### Fragmento de página
==============================

La exquisitez del amor se percibe sobre todo en las distancias cortas. Una amalgama de voluntad y de responsabilidad personal mirando al que tenemos al lado insta a su cuidado, a ejercer una tutela que no nos es dado vulnerar, aunque de hecho, y por desgracia, así se haga. Caín se exoneró a sí mismo de esta realidad cuando fue preguntado por su hermano Abel. Ya sabemos por qué.
En la cercanía se aprecian los rasgos del carácter. Antes de actuar es saludable detenerse y pensar si eso que nace del interior podrá afectar a otro. Porque hasta cierto punto somos responsables de nuestros más directos congéneres, especialmente de los vulnerables, incluso cuando no hemos contribuido directamente a sus caídas. Ello sin olvidar que cada uno gestiona su libertad como le parece oportuno y ahí no se puede entrar; no lo hace ni siquiera Dios. Pero no ignoramos a qué río pueden llegar las aguas si no se impide, o bien se ataja de inmediato, lo que puede dar lugar a su desbordamiento. En una palabra, sabemos qué mal podemos evitar a otros poniendo de nuestra parte lo que mejor convenga. El que verdaderamente ama se anticipa en sus respuestas evitando con todos los medios a su alcance convertirse en un obstáculo, ser agitador de emociones.
Haber nacido para ser motivo de sufrimiento ajeno, ser verdugo para los demás, aunque resulte crudo decirlo así, es una auténtica tragedia. Máxime cuando está en mano de cualquiera controlarlo. Ninguno estamos exentos de contar con la ayuda de alguien que en vez de ser piedra de tropiezo para nuestro desarrollo personal y espiritual, sea escabel para lograr el mayor bien al que estamos llamados. Y esto es bidireccional naturalmente.

==============================

Entradas de datos extraídos

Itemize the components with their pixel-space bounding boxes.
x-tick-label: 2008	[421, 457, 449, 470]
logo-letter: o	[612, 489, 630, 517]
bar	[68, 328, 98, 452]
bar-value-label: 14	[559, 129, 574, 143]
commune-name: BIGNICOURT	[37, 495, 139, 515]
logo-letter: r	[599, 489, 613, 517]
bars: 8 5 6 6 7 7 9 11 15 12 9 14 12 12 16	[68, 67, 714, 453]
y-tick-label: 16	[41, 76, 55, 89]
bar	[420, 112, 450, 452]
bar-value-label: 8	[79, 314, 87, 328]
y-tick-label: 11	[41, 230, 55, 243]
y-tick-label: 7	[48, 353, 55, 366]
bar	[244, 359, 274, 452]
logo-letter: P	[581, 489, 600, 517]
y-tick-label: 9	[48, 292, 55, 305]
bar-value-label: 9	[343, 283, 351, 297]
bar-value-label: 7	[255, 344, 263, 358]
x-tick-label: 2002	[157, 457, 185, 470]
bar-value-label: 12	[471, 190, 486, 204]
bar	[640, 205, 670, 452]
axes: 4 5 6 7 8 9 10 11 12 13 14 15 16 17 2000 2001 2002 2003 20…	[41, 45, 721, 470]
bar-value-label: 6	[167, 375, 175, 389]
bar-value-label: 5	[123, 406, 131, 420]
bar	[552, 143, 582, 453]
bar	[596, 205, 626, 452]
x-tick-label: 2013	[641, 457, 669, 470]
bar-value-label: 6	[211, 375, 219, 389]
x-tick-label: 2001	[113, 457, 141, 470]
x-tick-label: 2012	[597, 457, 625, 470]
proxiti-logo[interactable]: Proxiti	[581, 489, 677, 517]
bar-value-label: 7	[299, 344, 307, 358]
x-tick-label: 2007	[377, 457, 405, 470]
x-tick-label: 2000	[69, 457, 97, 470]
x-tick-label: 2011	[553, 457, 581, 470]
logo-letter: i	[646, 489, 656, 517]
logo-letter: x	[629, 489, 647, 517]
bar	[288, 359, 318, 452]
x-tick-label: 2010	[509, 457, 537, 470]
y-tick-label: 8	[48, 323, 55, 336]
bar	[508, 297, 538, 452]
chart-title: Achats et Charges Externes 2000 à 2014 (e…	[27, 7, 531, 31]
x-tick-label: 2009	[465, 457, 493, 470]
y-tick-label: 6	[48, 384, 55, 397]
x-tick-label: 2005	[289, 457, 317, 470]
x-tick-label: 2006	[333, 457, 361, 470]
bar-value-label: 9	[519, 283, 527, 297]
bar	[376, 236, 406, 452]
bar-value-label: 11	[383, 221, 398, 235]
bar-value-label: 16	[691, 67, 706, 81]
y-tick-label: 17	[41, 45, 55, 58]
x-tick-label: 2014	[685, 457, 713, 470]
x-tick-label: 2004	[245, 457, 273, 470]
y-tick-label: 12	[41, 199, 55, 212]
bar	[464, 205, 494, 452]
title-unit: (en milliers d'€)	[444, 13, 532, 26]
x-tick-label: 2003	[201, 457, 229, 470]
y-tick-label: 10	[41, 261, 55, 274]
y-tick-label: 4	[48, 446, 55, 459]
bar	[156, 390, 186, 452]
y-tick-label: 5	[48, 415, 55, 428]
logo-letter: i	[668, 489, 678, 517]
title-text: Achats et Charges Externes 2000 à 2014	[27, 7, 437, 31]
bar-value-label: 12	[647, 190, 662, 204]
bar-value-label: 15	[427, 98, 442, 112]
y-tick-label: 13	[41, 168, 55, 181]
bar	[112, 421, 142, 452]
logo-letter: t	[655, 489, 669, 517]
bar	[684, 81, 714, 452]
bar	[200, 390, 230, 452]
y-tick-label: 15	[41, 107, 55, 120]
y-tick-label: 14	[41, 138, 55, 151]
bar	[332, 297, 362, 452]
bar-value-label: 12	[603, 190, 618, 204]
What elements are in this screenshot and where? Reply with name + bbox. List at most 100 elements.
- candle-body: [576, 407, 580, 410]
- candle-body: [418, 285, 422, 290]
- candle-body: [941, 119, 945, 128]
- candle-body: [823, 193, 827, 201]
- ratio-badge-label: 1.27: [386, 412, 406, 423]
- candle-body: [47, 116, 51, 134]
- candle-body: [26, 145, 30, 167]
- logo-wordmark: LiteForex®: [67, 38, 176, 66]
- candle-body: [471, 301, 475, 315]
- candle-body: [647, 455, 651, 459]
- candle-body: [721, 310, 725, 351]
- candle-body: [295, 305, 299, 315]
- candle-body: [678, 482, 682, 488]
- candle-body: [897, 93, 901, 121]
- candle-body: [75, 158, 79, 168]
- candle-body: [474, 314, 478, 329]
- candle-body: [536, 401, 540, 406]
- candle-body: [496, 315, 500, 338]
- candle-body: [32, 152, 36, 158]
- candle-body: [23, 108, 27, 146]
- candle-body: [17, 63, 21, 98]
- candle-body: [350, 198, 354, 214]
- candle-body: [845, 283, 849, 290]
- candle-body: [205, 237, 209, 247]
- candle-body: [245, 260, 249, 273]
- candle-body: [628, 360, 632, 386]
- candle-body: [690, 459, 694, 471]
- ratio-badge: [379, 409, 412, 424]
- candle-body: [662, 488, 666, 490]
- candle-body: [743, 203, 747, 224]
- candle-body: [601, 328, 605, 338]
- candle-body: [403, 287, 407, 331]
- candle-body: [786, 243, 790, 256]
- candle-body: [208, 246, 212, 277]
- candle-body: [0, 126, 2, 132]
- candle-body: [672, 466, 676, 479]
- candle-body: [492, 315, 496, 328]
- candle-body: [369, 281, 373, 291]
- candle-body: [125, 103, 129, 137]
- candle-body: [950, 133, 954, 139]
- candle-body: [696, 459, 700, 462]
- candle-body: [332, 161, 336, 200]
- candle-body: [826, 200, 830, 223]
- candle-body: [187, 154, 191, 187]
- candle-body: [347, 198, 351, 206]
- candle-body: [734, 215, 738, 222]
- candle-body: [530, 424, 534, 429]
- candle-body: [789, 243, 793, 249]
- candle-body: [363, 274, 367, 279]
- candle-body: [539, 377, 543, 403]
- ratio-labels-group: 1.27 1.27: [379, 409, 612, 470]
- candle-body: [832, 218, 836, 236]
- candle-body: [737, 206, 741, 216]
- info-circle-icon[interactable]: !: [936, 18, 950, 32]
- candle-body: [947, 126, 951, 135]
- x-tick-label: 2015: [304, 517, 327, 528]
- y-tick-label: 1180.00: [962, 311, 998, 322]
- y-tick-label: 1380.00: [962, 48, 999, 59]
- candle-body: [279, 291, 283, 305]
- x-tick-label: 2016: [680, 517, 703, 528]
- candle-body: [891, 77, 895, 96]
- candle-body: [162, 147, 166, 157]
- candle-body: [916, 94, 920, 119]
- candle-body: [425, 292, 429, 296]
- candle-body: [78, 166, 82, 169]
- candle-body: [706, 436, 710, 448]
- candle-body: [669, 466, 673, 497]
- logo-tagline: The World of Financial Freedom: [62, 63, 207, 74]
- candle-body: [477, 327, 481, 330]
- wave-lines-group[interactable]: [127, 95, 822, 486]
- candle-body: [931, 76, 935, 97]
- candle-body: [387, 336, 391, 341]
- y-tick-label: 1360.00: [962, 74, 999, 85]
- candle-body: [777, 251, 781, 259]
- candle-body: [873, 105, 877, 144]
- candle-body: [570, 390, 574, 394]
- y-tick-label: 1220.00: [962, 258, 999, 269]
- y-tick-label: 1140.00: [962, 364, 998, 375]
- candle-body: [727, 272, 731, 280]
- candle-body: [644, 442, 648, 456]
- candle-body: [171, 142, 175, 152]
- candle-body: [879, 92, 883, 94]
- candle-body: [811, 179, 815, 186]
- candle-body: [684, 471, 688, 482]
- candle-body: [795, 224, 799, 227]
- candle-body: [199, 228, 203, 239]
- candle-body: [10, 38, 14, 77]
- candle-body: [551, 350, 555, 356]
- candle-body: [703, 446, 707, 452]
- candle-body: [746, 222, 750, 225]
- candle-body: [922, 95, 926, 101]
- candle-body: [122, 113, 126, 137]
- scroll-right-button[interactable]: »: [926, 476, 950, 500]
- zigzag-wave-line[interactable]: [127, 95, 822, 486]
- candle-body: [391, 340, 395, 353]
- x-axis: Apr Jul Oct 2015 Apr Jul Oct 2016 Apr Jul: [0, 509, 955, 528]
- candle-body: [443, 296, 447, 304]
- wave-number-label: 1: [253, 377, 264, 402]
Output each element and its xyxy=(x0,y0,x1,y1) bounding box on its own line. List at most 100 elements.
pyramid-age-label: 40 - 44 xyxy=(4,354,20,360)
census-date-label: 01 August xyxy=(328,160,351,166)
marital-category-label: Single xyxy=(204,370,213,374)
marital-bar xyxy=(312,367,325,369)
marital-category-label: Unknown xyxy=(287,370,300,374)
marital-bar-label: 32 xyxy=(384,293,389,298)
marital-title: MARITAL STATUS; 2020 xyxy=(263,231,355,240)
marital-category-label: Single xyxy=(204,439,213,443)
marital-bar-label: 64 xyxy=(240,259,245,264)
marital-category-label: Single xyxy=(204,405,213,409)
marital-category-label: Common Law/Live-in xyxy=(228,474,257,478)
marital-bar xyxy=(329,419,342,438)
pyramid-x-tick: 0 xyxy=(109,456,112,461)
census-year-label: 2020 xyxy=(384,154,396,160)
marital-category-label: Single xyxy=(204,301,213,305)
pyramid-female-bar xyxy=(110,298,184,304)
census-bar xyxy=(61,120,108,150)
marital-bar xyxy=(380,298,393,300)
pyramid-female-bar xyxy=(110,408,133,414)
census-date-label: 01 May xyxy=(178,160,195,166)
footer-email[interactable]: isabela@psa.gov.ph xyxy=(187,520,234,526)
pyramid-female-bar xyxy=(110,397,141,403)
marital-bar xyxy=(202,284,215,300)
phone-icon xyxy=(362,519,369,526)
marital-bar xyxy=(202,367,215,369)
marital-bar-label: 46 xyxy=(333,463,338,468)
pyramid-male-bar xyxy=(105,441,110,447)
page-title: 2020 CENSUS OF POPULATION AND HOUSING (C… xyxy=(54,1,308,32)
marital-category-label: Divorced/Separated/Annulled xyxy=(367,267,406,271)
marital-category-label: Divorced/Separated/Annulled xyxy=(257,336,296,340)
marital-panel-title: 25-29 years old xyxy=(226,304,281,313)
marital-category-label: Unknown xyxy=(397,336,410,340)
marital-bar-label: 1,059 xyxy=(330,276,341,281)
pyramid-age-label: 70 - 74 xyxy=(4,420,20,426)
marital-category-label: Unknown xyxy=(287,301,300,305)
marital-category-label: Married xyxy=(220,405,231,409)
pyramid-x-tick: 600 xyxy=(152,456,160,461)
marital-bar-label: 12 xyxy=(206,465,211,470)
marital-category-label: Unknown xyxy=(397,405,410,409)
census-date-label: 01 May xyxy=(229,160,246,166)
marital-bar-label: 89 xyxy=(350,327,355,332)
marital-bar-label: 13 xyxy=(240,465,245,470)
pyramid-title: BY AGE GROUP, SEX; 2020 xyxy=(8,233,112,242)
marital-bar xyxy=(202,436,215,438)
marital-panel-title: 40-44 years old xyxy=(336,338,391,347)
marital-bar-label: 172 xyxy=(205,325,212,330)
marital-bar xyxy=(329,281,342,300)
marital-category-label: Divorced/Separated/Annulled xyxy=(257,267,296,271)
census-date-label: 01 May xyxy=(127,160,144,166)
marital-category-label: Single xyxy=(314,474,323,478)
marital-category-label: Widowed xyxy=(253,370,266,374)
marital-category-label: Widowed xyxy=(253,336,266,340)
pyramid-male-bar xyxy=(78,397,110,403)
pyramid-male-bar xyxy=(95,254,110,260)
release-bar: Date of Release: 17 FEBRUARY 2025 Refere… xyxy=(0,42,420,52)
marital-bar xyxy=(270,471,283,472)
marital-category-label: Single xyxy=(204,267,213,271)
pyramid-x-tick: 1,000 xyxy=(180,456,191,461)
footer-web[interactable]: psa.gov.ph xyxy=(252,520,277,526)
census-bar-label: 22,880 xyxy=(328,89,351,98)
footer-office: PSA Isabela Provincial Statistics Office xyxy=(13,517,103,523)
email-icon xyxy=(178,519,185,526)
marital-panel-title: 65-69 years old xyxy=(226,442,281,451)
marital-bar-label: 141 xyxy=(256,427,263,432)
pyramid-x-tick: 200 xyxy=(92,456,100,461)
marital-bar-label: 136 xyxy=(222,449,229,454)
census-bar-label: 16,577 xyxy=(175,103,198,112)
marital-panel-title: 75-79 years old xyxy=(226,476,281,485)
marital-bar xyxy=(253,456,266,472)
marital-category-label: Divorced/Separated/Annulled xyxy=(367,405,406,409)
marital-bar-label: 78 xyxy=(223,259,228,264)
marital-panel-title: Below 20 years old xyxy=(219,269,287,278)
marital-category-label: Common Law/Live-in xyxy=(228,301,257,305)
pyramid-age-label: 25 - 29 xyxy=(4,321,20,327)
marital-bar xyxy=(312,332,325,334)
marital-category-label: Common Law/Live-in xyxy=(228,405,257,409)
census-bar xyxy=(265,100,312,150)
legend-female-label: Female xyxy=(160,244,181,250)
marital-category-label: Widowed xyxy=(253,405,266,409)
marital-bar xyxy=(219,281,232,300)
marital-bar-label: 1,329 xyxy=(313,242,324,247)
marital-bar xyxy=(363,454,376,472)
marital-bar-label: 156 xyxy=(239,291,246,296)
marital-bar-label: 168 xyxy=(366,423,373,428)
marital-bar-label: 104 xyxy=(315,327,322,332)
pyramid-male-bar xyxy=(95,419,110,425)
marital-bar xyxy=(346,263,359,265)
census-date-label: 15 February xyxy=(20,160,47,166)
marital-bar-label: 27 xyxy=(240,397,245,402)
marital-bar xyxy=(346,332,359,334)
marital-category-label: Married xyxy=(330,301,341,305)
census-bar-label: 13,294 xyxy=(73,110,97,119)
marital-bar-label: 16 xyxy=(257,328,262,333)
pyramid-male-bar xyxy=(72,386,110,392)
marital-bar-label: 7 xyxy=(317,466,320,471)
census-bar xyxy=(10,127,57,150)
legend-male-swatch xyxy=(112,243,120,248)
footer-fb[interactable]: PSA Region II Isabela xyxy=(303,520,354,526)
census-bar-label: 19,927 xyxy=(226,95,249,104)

==============================

### Lo que harás
Prolonga el texto sobre el amor y el cuidado de quien tenemos cerca, a partir de su última oración.

### Respuesta
Lo cierto es que la convivencia en sus diversos ámbitos trae consigo conflictos. Es lo que el P. Jesús Fernández, superior de los misioneros identes, denomina “trampas”. Caemos en ellas o dejamos que nos atrapen. Las vemos reflejadas en flaquezas y debilidades propias y ajenas, contingencias diversas que salen al paso: enfermedades, pérdida de trabajo, dificultad para aceptar a otra persona, estar a la defensiva… En definitiva es trampa lo que nos maniata sea cual fuere su naturaleza —interna o externa, generada por nosotros o surgida en las relaciones con los demás—, infundiendo la idea de que no se puede superar.
Pues bien, el consejo de este religioso es luminoso para la vida cotidiana: podemos convertir una trampa en trampolín. Y lo que en un principio parecía insalvable, se troca en una fuente de riqueza personal y colectiva. No se nos exige algo que se halle por encima nuestras propias fuerzas, dice san Pablo. La clave para convertir una trampa en trampolín está en nuestro interior. Se trata de no sucumbir a esa idea peregrina de que somos de una determinada forma que no se puede cambiar, lo cual conduce a un peligroso inmovilismo. El amor con mayúsculas, hay que decirlo una vez más, es ese poderoso motor que motiva a actuar.